• **PROBLEM DESCRIPTION**:
Single out the lines of the material that contain "部分商家为了运营公众号" and copy them.

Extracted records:

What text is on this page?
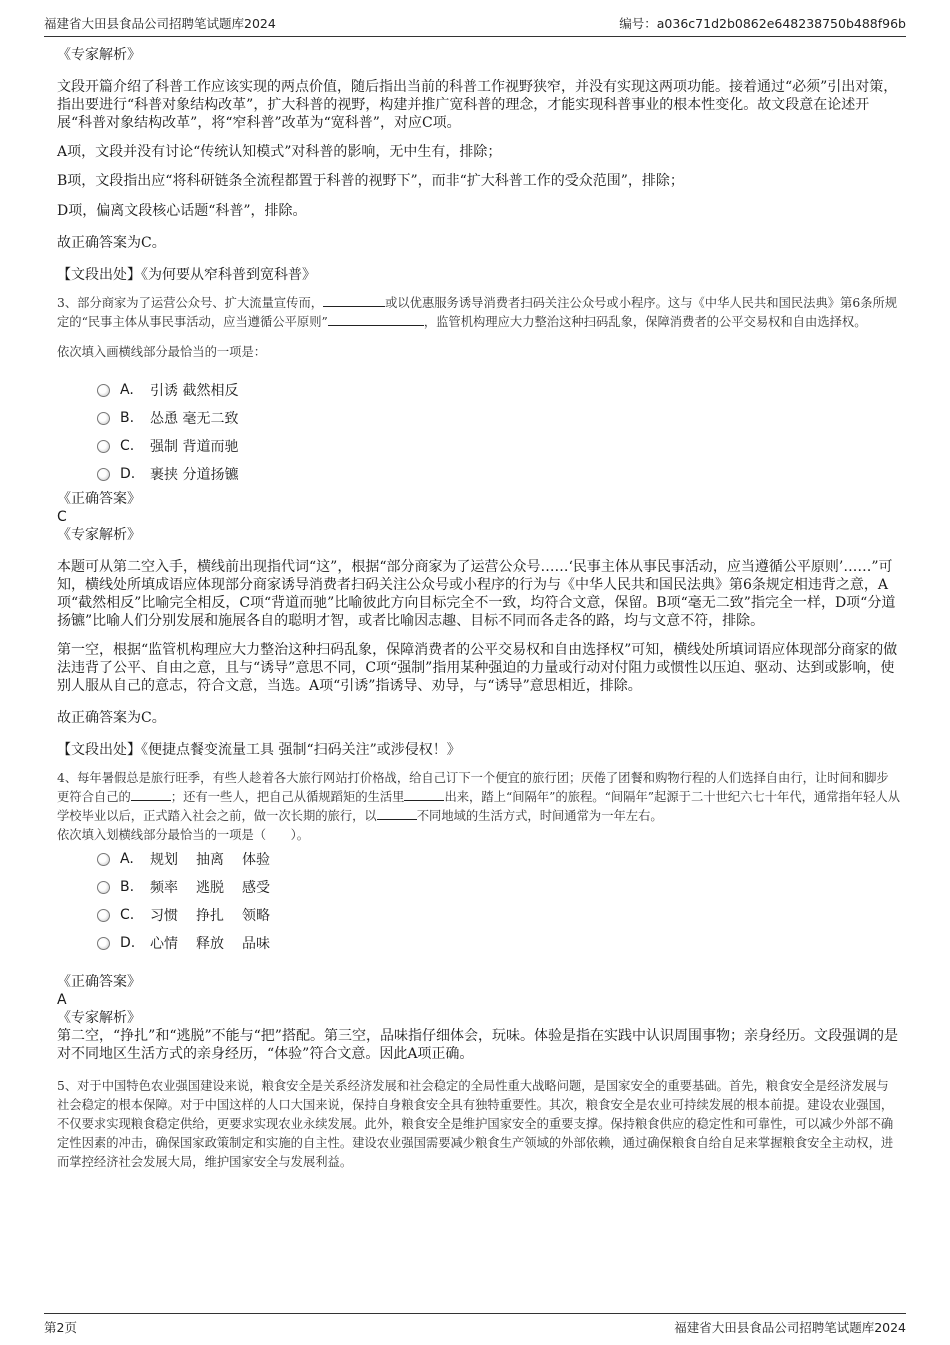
福建省大田县食品公司招聘笔试题库2024	编号：a036c71d2b0862e648238750b488f96b

《专家解析》

文段开篇介绍了科普工作应该实现的两点价值，随后指出当前的科普工作视野狭窄，并没有实现这两项功能。接着通过“必须”引出对策，指出要进行“科普对象结构改革”，扩大科普的视野，构建并推广宽科普的理念，才能实现科普事业的根本性变化。故文段意在论述开展“科普对象结构改革”，将“窄科普”改革为“宽科普”，对应C项。

A项，文段并没有讨论“传统认知模式”对科普的影响，无中生有，排除；

B项，文段指出应“将科研链条全流程都置于科普的视野下”，而非“扩大科普工作的受众范围”，排除；

D项，偏离文段核心话题“科普”，排除。

故正确答案为C。

【文段出处】《为何要从窄科普到宽科普》

3、部分商家为了运营公众号、扩大流量宣传而，	或以优惠服务诱导消费者扫码关注公众号或小程序。这与《中华人民共和国民法典》第6条所规定的“民事主体从事民事活动，应当遵循公平原则”	，监管机构理应大力整治这种扫码乱象，保障消费者的公平交易权和自由选择权。

依次填入画横线部分最恰当的一项是：

A.	引诱 截然相反
B.	怂恿 毫无二致
C.	强制 背道而驰
D.	裹挟 分道扬镳

《正确答案》

C

《专家解析》

本题可从第二空入手，横线前出现指代词“这”，根据“部分商家为了运营公众号……‘民事主体从事民事活动，应当遵循公平原则’……”可知，横线处所填成语应体现部分商家诱导消费者扫码关注公众号或小程序的行为与《中华人民共和国民法典》第6条规定相违背之意，A项“截然相反”比喻完全相反，C项“背道而驰”比喻彼此方向目标完全不一致，均符合文意，保留。B项“毫无二致”指完全一样，D项“分道扬镳”比喻人们分别发展和施展各自的聪明才智，或者比喻因志趣、目标不同而各走各的路，均与文意不符，排除。

第一空，根据“监管机构理应大力整治这种扫码乱象，保障消费者的公平交易权和自由选择权”可知，横线处所填词语应体现部分商家的做法违背了公平、自由之意，且与“诱导”意思不同，C项“强制”指用某种强迫的力量或行动对付阻力或惯性以压迫、驱动、达到或影响，使别人服从自己的意志，符合文意，当选。A项“引诱”指诱导、劝导，与“诱导”意思相近，排除。

故正确答案为C。

【文段出处】《便捷点餐变流量工具 强制“扫码关注”或涉侵权！》

4、每年暑假总是旅行旺季，有些人趁着各大旅行网站打价格战，给自己订下一个便宜的旅行团；厌倦了团餐和购物行程的人们选择自由行，让时间和脚步更符合自己的	；还有一些人，把自己从循规蹈矩的生活里	出来，踏上“间隔年”的旅程。“间隔年”起源于二十世纪六七十年代，通常指年轻人从学校毕业以后，正式踏入社会之前，做一次长期的旅行，以	不同地域的生活方式，时间通常为一年左右。

依次填入划横线部分最恰当的一项是（　　）。

A.	规划 抽离 体验
B.	频率 逃脱 感受
C.	习惯 挣扎 领略
D.	心情 释放 品味

《正确答案》

A

《专家解析》

第二空，“挣扎”和“逃脱”不能与“把”搭配。第三空，品味指仔细体会，玩味。体验是指在实践中认识周围事物；亲身经历。文段强调的是对不同地区生活方式的亲身经历，“体验”符合文意。因此A项正确。

5、对于中国特色农业强国建设来说，粮食安全是关系经济发展和社会稳定的全局性重大战略问题，是国家安全的重要基础。首先，粮食安全是经济发展与社会稳定的根本保障。对于中国这样的人口大国来说，保持自身粮食安全具有独特重要性。其次，粮食安全是农业可持续发展的根本前提。建设农业强国，不仅要求实现粮食稳定供给，更要求实现农业永续发展。此外，粮食安全是维护国家安全的重要支撑。保持粮食供应的稳定性和可靠性，可以减少外部不确定性因素的冲击，确保国家政策制定和实施的自主性。建设农业强国需要减少粮食生产领域的外部依赖，通过确保粮食自给自足来掌握粮食安全主动权，进而掌控经济社会发展大局，维护国家安全与发展利益。

第2页	福建省大田县食品公司招聘笔试题库2024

• **WRITTEN RESPONSE**:
3、部分商家为了运营公众号、扩大流量宣传而，	或以优惠服务诱导消费者扫码关注公众号或小程序。这与《中华人民共和国民法典》第6条所规定的“民事主体从事民事活动，应当遵循公平原则”	，监管机构理应大力整治这种扫码乱象，保障消费者的公平交易权和自由选择权。
本题可从第二空入手，横线前出现指代词“这”，根据“部分商家为了运营公众号……‘民事主体从事民事活动，应当遵循公平原则’……”可知，横线处所填成语应体现部分商家诱导消费者扫码关注公众号或小程序的行为与《中华人民共和国民法典》第6条规定相违背之意，A项“截然相反”比喻完全相反，C项“背道而驰”比喻彼此方向目标完全不一致，均符合文意，保留。B项“毫无二致”指完全一样，D项“分道扬镳”比喻人们分别发展和施展各自的聪明才智，或者比喻因志趣、目标不同而各走各的路，均与文意不符，排除。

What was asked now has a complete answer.